_DESCRIPTION OF THE TASK_. Work out how many lines hold the string "complete". The answer is a single number, nothing more.

╭─ MATERIAL SUPPLIED

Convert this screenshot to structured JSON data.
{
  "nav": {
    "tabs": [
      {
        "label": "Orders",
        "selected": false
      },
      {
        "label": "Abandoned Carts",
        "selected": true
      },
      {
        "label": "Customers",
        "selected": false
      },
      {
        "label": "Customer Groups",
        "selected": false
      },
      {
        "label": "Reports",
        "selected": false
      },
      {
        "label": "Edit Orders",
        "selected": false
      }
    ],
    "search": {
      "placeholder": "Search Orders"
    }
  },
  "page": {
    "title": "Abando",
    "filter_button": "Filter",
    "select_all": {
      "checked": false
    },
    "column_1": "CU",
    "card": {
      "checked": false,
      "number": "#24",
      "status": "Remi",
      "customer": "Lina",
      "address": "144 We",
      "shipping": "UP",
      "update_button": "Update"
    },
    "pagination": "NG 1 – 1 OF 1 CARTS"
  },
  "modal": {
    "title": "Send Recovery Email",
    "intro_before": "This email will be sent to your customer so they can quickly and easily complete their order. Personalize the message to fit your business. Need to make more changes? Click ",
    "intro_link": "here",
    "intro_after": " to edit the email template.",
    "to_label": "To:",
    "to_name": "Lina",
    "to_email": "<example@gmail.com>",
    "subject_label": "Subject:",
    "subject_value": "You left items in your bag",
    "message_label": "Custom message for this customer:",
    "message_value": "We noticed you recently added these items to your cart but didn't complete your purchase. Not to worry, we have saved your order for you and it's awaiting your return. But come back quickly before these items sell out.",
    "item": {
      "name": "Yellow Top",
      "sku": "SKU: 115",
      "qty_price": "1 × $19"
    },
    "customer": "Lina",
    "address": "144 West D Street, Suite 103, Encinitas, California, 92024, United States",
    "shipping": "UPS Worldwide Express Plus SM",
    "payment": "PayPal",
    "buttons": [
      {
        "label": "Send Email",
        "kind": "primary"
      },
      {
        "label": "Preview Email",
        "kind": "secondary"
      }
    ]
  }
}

╰─

_RESULT OF THIS TASK_. 2